REQUIREMENT
Which lines hold the word "partie"? Copy each of them from the material.
** Start of EXTRACTED DATA **
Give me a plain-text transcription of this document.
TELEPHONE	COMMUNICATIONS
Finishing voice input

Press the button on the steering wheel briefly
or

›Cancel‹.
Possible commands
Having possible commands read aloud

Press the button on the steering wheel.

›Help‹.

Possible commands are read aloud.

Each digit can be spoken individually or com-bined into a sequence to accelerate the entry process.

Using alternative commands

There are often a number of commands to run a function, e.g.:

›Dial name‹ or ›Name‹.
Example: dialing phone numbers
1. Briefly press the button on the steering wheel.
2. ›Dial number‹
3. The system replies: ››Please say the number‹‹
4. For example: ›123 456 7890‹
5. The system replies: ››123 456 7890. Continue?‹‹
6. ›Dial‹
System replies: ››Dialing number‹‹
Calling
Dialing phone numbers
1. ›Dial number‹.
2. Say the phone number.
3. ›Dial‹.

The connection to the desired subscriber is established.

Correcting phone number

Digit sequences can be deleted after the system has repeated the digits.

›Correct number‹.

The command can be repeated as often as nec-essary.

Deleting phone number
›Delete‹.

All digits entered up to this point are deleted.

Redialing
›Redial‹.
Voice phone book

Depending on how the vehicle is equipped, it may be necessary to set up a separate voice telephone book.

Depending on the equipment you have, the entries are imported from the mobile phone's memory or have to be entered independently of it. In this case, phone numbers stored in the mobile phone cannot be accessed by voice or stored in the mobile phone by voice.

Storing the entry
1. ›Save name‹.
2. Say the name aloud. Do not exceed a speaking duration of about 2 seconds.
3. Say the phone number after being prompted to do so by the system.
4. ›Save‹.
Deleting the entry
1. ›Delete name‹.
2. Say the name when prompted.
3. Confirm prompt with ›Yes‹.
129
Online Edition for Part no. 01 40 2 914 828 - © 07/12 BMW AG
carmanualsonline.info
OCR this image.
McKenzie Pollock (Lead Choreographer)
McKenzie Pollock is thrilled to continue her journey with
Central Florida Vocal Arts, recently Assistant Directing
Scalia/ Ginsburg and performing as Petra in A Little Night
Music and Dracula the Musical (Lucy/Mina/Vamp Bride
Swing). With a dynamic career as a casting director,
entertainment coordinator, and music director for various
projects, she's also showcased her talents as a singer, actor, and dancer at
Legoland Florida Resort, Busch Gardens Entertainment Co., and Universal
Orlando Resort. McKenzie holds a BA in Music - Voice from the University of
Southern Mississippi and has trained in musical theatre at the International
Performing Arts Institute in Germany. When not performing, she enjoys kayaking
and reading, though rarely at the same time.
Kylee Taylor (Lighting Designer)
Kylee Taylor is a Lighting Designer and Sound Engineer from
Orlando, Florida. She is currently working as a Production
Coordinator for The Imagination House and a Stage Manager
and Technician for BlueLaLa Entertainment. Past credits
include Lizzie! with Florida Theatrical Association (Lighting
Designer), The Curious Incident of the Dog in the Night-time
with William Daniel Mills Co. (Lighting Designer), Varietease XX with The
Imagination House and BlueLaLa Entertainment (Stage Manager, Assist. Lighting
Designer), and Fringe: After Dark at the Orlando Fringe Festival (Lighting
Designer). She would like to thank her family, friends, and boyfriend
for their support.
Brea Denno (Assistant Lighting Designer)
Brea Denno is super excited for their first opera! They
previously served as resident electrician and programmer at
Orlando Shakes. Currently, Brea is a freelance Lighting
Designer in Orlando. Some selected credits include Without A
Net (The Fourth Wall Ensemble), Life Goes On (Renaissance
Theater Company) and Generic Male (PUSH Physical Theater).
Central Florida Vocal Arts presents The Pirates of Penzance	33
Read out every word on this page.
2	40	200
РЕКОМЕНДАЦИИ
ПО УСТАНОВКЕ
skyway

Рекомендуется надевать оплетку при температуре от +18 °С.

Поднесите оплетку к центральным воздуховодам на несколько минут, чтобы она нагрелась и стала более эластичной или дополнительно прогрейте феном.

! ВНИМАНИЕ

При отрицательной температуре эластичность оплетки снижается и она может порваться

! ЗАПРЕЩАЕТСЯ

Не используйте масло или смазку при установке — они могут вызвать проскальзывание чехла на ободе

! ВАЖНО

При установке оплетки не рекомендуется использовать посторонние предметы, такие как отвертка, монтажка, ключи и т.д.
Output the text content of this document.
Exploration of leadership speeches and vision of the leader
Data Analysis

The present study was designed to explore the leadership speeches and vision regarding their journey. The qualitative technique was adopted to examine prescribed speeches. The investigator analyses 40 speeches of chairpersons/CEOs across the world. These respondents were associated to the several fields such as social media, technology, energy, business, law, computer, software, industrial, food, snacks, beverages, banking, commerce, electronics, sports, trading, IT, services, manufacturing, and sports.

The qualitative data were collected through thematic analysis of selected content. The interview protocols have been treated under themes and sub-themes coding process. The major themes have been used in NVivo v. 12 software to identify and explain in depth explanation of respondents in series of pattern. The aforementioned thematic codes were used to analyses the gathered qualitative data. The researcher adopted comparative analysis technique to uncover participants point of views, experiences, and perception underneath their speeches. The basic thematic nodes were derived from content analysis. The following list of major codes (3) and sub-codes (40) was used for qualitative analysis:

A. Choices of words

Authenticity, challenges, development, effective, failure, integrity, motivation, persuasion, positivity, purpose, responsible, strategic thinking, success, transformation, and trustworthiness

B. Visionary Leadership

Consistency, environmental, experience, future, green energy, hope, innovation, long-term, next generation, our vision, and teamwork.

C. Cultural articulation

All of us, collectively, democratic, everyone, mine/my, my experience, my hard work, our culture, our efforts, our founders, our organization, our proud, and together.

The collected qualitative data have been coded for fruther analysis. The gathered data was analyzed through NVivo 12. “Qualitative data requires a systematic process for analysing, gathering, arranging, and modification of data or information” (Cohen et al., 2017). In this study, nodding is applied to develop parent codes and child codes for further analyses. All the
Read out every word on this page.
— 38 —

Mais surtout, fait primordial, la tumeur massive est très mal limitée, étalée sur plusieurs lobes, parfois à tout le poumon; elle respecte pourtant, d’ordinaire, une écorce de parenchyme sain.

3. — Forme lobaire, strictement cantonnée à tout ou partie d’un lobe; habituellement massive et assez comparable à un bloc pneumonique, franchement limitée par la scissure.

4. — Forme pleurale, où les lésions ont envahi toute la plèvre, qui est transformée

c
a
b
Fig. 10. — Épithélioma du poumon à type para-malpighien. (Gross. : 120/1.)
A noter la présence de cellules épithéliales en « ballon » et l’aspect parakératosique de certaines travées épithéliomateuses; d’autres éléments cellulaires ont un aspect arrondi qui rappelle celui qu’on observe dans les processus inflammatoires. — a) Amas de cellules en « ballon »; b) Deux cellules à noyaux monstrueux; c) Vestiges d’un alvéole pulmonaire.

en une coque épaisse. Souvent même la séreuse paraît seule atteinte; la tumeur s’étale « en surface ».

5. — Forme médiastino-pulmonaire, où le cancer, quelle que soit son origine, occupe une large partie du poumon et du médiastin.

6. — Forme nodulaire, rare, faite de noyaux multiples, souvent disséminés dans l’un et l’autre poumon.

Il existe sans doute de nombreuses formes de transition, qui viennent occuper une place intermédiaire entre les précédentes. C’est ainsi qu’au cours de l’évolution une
** End of EXTRACTED DATA **
REPLY TO THE EXERCISE
3. — Forme lobaire, strictement cantonnée à tout ou partie d’un lobe; habituellement massive et assez comparable à un bloc pneumonique, franchement limitée par la scissure.
5. — Forme médiastino-pulmonaire, où le cancer, quelle que soit son origine, occupe une large partie du poumon et du médiastin.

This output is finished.